Items listed in the dataset
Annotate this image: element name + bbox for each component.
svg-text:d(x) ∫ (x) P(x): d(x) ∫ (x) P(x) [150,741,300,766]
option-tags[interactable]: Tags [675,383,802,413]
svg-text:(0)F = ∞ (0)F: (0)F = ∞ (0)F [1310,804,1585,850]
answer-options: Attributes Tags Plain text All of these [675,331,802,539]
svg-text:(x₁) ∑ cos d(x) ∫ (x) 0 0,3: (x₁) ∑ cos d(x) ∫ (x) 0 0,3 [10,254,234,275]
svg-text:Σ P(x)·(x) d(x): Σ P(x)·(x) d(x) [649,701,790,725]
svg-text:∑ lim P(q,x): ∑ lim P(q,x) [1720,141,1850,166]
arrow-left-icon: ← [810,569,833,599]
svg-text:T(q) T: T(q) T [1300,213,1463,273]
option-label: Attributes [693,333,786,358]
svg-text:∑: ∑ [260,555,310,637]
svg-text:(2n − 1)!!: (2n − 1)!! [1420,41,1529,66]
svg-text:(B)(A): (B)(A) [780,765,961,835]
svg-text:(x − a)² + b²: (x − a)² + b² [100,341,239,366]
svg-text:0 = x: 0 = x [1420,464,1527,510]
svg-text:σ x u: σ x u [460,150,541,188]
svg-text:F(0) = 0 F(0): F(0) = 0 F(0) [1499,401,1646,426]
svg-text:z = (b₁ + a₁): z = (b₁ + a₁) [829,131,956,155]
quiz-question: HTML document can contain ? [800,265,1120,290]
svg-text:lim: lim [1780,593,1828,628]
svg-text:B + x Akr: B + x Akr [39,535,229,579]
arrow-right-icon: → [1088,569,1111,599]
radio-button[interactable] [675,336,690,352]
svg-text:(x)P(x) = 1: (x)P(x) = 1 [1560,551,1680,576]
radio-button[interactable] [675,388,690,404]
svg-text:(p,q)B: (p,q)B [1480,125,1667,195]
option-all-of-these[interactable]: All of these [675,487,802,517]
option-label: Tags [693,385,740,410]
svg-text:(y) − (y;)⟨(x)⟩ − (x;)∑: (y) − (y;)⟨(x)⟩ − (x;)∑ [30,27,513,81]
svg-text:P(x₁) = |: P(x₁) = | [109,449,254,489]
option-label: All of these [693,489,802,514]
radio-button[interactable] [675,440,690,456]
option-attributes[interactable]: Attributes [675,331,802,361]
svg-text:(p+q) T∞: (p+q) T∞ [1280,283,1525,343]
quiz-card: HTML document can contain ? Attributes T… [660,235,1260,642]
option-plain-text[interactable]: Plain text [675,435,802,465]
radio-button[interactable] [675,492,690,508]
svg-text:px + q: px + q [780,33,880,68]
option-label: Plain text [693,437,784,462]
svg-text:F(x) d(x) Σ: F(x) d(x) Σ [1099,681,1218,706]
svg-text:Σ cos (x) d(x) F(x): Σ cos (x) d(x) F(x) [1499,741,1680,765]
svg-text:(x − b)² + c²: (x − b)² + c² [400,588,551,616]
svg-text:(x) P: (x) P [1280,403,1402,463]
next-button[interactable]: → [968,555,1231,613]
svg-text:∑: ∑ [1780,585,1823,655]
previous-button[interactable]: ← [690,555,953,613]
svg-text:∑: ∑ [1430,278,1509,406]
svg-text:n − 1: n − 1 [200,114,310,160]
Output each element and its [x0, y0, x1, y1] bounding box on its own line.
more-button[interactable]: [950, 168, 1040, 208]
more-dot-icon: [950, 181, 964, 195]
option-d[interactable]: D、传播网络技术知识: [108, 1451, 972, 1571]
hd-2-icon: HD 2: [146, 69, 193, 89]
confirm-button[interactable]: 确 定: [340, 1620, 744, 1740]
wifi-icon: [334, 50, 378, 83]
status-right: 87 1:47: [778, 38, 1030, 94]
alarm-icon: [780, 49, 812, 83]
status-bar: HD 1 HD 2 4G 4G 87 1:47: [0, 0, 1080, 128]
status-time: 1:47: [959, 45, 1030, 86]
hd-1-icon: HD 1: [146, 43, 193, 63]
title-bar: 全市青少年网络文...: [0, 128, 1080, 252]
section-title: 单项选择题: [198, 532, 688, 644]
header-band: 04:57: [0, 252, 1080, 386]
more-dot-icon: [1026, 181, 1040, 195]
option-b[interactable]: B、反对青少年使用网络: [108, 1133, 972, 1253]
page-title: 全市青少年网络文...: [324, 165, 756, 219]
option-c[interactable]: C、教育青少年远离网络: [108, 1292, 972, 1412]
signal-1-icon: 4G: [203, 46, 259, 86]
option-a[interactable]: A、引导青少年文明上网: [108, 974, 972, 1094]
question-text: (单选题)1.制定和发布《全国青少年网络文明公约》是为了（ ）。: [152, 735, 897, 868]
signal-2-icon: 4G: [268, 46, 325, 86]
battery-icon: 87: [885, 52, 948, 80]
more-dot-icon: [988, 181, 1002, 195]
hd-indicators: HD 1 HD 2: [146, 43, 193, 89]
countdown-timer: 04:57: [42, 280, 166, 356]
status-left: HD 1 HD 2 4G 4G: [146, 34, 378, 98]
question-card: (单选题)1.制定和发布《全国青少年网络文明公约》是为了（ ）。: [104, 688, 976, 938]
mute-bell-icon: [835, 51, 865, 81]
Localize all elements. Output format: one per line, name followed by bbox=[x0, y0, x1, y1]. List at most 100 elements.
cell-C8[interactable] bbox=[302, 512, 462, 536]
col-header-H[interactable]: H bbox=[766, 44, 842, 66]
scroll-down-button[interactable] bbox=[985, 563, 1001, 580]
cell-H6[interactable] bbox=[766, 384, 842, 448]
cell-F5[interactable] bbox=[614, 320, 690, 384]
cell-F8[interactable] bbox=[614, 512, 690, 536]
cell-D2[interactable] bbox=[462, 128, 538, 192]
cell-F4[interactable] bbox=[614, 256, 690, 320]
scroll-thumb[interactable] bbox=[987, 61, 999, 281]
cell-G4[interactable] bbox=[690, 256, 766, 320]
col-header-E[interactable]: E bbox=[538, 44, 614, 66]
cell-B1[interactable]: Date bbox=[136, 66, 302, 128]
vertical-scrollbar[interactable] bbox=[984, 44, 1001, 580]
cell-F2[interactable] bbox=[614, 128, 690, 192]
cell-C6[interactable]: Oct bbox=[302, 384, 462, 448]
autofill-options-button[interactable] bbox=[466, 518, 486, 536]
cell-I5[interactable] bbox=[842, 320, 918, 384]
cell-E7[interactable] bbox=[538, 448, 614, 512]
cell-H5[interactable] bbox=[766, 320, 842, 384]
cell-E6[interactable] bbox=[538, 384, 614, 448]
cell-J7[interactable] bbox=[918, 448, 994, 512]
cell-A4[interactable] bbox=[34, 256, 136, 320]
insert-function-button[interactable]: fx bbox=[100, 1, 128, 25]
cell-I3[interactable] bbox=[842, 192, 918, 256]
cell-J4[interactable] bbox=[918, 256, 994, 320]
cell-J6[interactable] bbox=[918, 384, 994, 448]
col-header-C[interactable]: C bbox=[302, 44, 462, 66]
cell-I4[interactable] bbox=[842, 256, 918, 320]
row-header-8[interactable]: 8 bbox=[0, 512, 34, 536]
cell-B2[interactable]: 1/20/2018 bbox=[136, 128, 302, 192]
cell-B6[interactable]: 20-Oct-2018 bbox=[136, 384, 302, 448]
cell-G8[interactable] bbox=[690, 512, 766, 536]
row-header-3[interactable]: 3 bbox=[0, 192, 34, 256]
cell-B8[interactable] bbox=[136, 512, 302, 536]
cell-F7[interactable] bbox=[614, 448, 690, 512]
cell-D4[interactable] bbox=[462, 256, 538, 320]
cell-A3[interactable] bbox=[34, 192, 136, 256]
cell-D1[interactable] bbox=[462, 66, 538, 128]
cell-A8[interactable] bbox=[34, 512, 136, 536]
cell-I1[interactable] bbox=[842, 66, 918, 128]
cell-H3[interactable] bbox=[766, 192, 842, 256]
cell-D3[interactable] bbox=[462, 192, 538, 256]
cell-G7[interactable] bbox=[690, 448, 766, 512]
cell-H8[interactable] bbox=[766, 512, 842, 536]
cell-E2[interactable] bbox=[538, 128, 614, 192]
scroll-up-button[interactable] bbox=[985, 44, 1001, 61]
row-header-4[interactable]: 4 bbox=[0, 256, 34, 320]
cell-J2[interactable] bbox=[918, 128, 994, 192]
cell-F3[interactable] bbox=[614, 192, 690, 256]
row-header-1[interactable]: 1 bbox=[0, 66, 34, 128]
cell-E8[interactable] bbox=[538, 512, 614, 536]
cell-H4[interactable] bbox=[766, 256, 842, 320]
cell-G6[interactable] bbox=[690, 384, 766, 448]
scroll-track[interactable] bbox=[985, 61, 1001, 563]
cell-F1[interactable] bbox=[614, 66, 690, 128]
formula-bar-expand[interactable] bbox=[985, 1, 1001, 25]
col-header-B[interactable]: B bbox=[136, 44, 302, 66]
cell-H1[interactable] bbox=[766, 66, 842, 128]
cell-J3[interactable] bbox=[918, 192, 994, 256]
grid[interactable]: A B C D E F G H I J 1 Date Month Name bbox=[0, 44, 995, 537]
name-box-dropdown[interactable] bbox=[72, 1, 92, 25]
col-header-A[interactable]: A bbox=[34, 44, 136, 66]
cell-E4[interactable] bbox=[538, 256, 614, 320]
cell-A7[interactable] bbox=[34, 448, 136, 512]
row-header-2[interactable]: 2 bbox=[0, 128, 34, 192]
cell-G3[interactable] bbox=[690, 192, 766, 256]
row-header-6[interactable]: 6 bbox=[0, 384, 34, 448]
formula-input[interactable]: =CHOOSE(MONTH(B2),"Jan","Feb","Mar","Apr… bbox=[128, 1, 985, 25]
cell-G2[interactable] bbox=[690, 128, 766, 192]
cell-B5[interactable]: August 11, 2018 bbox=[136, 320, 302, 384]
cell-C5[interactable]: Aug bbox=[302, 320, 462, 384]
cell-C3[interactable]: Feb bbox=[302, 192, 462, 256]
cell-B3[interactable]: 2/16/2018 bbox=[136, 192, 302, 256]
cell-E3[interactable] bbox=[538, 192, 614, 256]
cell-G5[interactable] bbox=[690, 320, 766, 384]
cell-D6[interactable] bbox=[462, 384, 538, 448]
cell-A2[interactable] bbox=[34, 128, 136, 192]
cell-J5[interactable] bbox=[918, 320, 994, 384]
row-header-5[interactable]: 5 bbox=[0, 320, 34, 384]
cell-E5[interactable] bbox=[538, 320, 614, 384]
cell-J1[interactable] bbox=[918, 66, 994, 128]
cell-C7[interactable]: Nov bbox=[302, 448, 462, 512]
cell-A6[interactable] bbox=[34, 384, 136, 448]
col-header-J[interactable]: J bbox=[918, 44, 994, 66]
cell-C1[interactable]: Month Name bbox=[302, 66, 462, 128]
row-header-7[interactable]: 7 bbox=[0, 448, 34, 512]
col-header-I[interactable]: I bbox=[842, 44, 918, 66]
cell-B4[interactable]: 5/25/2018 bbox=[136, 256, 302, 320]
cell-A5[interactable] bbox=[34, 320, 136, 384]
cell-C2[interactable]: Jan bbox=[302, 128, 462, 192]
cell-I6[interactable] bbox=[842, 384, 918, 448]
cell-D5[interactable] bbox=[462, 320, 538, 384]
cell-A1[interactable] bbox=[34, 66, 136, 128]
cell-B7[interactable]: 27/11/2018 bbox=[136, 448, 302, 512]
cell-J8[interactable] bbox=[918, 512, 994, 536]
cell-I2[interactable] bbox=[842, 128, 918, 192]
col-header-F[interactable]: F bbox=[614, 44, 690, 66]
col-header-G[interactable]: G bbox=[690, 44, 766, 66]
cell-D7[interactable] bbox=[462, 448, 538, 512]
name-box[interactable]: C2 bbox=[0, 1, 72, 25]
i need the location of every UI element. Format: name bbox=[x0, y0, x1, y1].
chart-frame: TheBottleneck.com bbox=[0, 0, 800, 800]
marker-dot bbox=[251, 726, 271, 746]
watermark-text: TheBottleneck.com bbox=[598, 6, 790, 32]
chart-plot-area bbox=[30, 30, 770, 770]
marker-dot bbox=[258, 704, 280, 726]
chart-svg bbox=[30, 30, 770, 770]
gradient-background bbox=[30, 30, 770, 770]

THE EXERCISE:
Extract, without any change, every line from the very start of the entries down to and including the line containing "answer-options: Attributes Tags".

ANSWER TO THE EXERCISE:
Annotate this image: element name + bbox for each component.
svg-text:d(x) ∫ (x) P(x): d(x) ∫ (x) P(x) [150,741,300,766]
option-tags[interactable]: Tags [675,383,802,413]
svg-text:(0)F = ∞ (0)F: (0)F = ∞ (0)F [1310,804,1585,850]
answer-options: Attributes Tags Plain text All of these [675,331,802,539]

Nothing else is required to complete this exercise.